##### RECORDS FOR THE TASK

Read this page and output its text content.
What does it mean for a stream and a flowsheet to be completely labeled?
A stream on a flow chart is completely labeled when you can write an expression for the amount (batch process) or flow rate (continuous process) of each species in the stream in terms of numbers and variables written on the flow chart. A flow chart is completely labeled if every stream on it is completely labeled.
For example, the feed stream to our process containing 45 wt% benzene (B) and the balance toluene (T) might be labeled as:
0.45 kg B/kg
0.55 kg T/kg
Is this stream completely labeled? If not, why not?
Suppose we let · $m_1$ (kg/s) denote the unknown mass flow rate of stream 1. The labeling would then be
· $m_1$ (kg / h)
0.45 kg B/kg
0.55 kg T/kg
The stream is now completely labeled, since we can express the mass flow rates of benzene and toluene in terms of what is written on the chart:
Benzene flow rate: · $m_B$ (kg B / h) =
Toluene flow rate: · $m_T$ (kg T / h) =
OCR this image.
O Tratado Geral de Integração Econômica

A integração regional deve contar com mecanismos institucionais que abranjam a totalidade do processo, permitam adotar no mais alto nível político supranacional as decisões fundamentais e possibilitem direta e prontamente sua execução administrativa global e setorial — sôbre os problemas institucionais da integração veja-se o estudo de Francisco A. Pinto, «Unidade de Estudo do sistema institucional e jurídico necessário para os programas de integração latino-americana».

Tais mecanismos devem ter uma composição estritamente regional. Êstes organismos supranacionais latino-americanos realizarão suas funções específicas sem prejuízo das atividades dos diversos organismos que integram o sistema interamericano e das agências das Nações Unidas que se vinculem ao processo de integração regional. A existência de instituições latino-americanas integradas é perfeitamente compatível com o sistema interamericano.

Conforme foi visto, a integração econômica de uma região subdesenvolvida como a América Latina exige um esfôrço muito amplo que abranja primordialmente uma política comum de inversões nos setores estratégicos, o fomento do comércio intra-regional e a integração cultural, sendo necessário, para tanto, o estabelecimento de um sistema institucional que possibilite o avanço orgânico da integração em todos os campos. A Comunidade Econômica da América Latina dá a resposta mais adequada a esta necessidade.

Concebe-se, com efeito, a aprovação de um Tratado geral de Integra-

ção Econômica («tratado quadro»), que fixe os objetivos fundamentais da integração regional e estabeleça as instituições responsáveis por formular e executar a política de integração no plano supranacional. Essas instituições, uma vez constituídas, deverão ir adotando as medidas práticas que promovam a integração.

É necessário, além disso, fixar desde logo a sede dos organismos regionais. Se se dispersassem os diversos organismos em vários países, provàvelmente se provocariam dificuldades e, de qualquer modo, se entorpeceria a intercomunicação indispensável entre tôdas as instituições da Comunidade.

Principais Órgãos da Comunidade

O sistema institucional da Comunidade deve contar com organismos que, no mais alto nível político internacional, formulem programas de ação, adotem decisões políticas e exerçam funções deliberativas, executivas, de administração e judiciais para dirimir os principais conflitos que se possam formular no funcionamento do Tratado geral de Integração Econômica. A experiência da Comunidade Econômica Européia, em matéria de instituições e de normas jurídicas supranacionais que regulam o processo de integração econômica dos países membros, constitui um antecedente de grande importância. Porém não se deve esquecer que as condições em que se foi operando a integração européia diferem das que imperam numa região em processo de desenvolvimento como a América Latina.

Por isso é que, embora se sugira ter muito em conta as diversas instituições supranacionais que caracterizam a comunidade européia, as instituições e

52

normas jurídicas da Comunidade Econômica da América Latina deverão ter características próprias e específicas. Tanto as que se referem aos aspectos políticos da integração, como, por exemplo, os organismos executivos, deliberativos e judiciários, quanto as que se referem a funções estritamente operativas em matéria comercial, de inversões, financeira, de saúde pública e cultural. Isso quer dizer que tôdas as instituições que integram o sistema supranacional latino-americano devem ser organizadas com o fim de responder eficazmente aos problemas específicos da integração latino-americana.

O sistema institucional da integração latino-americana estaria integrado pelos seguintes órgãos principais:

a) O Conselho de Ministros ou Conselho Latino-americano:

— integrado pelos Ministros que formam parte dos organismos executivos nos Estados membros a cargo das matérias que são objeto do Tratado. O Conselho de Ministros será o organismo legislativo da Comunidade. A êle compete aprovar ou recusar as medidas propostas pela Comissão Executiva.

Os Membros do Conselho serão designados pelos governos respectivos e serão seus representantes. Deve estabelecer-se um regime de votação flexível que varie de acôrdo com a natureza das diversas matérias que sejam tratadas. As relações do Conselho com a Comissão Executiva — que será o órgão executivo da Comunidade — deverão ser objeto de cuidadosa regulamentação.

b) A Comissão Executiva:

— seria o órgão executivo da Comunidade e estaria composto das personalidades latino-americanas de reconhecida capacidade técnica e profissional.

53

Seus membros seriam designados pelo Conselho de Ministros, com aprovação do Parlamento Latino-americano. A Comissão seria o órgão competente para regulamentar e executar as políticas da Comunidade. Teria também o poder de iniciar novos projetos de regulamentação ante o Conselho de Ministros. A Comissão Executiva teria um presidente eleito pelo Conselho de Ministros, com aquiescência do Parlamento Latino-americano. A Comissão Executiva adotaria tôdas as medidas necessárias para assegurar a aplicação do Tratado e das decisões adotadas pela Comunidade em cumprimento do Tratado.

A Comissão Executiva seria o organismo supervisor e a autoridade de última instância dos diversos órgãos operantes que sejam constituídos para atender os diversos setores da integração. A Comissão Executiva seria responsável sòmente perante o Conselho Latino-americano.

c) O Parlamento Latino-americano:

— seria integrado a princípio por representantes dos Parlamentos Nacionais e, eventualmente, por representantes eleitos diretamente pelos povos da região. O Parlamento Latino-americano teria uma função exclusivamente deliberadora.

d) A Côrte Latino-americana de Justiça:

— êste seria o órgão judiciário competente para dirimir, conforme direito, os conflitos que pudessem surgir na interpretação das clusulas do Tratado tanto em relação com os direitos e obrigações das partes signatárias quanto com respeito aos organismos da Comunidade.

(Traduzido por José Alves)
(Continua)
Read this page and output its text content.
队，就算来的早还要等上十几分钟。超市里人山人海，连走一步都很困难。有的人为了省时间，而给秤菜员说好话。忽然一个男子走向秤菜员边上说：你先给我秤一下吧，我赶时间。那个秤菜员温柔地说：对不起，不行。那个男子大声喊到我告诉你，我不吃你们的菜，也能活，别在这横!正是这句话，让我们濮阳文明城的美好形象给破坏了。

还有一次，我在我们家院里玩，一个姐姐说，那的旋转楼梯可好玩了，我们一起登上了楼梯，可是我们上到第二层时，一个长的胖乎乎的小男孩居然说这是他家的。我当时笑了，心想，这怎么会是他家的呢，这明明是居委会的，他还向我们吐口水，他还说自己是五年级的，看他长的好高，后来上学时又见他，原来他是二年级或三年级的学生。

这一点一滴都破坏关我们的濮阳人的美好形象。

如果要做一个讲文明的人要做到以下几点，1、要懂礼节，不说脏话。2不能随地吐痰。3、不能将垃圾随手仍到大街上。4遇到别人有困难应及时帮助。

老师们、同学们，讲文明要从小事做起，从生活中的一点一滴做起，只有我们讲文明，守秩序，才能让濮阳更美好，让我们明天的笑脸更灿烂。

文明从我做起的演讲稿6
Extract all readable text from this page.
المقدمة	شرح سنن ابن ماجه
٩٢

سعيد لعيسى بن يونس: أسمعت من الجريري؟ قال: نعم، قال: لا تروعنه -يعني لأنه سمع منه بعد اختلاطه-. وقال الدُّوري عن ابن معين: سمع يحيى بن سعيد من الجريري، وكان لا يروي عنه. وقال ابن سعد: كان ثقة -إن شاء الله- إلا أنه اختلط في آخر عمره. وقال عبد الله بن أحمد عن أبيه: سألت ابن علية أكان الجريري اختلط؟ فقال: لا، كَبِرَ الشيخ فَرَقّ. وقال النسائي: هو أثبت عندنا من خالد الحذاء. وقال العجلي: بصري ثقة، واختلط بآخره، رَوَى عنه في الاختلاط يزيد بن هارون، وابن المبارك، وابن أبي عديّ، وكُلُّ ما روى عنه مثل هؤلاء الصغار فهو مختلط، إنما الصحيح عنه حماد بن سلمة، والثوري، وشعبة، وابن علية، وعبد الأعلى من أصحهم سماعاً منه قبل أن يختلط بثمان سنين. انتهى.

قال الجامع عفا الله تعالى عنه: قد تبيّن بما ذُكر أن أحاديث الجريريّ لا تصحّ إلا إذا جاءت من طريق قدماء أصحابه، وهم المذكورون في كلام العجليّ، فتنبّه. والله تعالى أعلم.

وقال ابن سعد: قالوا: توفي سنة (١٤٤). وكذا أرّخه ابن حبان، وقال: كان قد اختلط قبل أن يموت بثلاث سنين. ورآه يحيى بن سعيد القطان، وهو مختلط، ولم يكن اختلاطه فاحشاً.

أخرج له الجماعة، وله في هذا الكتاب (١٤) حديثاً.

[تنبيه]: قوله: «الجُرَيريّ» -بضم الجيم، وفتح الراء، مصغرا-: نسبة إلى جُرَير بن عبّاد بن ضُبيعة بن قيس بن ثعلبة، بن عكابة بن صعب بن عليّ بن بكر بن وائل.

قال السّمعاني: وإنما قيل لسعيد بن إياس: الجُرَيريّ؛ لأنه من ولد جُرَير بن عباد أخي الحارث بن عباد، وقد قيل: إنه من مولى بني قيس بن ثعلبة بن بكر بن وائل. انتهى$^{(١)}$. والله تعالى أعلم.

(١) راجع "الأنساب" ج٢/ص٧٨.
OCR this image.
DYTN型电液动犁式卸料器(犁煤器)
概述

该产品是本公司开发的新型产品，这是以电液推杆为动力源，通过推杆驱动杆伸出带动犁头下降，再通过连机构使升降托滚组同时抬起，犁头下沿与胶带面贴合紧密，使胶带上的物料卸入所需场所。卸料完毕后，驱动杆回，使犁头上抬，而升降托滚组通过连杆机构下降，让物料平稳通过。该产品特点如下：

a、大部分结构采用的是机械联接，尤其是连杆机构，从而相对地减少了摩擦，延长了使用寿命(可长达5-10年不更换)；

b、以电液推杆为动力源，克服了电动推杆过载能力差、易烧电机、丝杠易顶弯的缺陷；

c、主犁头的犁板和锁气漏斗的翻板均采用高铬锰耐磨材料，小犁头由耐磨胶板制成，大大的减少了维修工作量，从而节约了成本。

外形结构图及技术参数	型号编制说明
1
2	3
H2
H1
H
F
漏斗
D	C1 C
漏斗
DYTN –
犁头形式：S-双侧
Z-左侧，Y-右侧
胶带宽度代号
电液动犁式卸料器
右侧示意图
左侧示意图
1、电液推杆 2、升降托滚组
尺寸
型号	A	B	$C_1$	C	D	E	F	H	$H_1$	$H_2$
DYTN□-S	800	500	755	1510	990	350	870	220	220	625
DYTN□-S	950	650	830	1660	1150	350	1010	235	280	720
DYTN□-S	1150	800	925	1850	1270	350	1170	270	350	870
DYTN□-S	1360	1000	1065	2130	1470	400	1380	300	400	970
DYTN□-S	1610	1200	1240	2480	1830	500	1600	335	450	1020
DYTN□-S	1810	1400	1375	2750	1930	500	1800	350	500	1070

##########

WHAT IS EXPECTED —
What is the number of lines in this material that hold the string "terms"? Answer with that number only.

ANSWER TO THE TASK —
2